>> START Input data

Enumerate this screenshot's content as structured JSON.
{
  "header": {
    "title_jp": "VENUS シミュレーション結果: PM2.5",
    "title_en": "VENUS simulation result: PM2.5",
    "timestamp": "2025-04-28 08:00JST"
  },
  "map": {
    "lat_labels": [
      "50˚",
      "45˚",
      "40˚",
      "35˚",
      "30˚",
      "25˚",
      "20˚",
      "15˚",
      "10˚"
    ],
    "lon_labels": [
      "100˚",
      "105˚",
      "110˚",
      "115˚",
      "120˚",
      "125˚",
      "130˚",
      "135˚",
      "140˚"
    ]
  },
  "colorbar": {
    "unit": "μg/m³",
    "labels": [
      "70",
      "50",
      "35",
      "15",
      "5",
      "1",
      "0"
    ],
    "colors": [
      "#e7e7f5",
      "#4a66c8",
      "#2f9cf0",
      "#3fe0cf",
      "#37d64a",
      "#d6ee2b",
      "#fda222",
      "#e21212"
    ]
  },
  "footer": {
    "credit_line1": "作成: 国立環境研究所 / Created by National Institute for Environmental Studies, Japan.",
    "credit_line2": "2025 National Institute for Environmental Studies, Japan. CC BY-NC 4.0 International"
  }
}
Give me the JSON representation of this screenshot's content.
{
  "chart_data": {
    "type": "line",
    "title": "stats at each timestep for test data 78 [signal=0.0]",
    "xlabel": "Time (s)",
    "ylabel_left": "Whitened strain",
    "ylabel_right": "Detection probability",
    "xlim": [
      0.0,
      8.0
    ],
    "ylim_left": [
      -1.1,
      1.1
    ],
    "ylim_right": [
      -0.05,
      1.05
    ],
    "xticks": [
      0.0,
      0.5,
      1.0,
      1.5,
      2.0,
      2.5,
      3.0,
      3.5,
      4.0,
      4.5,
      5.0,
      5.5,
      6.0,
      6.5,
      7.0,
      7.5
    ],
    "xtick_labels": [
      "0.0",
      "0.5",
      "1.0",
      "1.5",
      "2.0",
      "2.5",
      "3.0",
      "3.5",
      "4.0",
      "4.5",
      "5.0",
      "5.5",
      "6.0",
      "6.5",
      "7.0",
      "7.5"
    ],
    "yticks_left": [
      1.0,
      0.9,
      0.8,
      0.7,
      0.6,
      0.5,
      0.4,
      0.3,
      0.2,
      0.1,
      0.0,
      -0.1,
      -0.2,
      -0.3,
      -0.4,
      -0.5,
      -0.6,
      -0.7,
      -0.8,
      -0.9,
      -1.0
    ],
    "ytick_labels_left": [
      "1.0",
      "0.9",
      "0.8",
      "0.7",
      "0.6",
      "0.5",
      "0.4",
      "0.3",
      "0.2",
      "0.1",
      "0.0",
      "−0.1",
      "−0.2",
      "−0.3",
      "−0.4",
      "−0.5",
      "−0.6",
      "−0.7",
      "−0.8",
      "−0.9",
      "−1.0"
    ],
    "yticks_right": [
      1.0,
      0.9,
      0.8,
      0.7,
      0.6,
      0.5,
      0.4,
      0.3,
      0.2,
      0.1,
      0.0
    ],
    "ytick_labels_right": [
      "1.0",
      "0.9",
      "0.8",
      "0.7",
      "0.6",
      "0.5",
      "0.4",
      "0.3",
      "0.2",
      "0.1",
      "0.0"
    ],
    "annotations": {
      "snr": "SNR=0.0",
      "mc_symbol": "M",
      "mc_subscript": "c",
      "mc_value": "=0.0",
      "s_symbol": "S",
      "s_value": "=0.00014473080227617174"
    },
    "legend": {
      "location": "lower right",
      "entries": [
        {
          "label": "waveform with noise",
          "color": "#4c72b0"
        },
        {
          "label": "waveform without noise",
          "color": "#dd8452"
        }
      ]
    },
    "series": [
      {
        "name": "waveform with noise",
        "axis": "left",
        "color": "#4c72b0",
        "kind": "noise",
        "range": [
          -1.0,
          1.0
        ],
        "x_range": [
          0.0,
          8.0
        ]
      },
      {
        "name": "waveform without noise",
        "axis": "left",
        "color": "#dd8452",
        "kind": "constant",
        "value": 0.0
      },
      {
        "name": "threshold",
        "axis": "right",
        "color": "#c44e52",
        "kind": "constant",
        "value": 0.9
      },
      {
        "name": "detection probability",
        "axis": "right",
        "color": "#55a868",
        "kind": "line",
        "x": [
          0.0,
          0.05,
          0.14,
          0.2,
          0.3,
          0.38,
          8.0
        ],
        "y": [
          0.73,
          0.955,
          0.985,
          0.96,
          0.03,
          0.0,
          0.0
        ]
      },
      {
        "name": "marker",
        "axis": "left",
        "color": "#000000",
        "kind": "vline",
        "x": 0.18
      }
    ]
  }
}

>> END Input data
>> START Input data

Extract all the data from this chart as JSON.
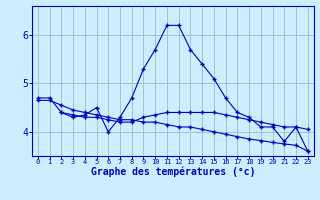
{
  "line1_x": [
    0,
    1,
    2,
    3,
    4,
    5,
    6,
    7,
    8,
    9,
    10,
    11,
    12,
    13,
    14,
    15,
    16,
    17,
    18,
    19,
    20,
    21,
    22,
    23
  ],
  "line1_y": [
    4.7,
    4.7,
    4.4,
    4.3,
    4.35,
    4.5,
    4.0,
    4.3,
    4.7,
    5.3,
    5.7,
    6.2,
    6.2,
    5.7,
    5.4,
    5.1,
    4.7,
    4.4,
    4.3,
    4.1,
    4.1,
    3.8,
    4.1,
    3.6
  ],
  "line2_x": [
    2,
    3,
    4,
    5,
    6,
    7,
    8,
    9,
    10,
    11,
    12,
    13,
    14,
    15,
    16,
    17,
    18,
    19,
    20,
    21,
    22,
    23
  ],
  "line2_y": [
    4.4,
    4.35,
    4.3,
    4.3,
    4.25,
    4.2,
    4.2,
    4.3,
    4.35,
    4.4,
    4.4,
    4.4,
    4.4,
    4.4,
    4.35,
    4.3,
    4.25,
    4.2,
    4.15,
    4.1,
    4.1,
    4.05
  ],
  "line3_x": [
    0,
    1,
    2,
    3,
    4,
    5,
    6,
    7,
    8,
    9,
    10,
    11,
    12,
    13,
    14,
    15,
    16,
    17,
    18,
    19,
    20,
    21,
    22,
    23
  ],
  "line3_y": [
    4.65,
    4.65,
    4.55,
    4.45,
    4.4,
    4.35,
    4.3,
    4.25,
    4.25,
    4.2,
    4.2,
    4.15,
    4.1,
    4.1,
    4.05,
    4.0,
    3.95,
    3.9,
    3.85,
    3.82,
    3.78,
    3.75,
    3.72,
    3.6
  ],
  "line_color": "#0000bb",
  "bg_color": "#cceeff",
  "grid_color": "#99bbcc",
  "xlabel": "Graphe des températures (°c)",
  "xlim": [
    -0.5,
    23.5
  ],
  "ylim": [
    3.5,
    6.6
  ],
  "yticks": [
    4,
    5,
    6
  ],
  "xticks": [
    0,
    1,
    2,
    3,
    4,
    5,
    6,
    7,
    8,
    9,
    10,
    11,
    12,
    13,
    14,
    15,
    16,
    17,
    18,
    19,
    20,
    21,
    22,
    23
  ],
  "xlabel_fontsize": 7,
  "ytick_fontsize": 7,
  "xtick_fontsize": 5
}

>> END Input data
>> START Input data

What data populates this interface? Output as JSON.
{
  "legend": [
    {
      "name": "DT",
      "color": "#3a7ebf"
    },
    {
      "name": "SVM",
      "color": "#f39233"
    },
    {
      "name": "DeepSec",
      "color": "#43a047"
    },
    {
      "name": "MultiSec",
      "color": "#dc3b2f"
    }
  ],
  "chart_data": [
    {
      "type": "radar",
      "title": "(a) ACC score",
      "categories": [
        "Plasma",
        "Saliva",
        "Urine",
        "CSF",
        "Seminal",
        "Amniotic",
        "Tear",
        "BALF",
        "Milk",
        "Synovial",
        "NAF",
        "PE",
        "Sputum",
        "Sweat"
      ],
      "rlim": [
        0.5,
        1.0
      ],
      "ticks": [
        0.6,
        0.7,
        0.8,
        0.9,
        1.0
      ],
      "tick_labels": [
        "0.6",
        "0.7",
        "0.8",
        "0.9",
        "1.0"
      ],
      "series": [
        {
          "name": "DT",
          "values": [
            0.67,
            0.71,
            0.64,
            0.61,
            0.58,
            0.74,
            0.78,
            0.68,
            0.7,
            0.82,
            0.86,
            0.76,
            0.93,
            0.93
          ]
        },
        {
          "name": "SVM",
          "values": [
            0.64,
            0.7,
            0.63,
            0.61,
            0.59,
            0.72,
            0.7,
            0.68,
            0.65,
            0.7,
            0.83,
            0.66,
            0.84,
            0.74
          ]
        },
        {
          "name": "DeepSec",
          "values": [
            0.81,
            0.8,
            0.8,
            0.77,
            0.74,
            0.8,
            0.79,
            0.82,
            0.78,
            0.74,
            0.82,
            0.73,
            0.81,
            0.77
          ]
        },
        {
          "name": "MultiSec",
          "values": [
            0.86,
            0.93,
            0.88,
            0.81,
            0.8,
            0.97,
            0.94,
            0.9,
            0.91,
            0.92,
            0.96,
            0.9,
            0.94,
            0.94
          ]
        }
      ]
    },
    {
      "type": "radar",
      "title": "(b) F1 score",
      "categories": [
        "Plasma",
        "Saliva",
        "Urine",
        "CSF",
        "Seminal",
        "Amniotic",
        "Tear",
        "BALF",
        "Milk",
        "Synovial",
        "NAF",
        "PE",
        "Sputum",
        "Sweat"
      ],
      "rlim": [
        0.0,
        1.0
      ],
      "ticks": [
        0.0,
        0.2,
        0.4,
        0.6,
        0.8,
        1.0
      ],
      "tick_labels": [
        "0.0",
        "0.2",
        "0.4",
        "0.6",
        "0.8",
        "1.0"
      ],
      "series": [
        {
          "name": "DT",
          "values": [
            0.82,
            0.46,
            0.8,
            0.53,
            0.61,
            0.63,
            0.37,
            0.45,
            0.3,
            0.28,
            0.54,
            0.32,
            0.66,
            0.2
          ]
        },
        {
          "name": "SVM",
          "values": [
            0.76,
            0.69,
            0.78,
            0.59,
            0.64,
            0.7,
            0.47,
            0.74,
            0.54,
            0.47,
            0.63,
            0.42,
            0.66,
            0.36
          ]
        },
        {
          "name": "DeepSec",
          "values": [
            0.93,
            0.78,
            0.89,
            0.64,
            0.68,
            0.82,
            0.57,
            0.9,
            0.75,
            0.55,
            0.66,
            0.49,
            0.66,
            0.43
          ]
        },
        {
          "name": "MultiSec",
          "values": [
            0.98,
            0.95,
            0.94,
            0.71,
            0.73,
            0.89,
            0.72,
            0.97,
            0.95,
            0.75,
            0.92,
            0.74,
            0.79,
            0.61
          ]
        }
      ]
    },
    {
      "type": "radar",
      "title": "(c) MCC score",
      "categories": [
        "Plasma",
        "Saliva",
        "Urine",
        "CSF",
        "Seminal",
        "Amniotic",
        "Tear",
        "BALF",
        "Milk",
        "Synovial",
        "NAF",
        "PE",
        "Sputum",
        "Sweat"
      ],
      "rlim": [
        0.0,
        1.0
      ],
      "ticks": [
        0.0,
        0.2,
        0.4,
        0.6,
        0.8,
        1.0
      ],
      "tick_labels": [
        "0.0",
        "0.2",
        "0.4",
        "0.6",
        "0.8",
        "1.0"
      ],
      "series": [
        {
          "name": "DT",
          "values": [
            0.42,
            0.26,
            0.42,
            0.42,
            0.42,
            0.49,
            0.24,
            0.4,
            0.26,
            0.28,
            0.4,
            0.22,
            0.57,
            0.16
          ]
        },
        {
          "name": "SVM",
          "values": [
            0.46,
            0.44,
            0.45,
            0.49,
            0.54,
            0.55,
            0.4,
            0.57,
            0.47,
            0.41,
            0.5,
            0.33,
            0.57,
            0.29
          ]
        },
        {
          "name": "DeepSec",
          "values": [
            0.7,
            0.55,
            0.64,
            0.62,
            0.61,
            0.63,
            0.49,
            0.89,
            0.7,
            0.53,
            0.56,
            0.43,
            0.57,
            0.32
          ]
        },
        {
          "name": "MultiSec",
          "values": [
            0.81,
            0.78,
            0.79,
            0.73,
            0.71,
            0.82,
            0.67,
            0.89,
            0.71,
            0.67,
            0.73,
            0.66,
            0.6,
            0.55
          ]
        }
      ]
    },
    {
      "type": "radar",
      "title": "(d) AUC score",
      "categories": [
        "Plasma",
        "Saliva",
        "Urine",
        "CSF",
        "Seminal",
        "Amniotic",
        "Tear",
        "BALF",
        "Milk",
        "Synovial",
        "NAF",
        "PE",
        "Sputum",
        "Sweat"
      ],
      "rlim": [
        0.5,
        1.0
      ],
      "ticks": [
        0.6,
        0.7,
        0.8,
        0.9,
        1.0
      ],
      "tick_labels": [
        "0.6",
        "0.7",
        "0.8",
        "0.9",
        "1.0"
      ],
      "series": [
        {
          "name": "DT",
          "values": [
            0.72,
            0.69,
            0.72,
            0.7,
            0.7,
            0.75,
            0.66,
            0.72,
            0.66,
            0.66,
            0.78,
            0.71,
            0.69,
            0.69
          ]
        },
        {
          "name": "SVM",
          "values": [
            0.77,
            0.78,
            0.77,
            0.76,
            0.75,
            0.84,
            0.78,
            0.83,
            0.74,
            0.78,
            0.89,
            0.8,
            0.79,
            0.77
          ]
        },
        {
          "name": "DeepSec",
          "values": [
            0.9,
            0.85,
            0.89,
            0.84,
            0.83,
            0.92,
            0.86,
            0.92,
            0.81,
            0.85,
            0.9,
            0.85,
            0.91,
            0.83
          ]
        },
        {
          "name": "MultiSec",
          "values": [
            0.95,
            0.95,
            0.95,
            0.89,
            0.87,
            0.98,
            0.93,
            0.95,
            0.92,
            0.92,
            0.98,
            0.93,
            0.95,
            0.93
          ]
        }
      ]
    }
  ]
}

>> END Input data

Task:
List all lines in the material containing the string "kind".

Written answer:
        "kind": "noise",
        "kind": "constant",
        "kind": "constant",
        "kind": "line",
        "kind": "vline",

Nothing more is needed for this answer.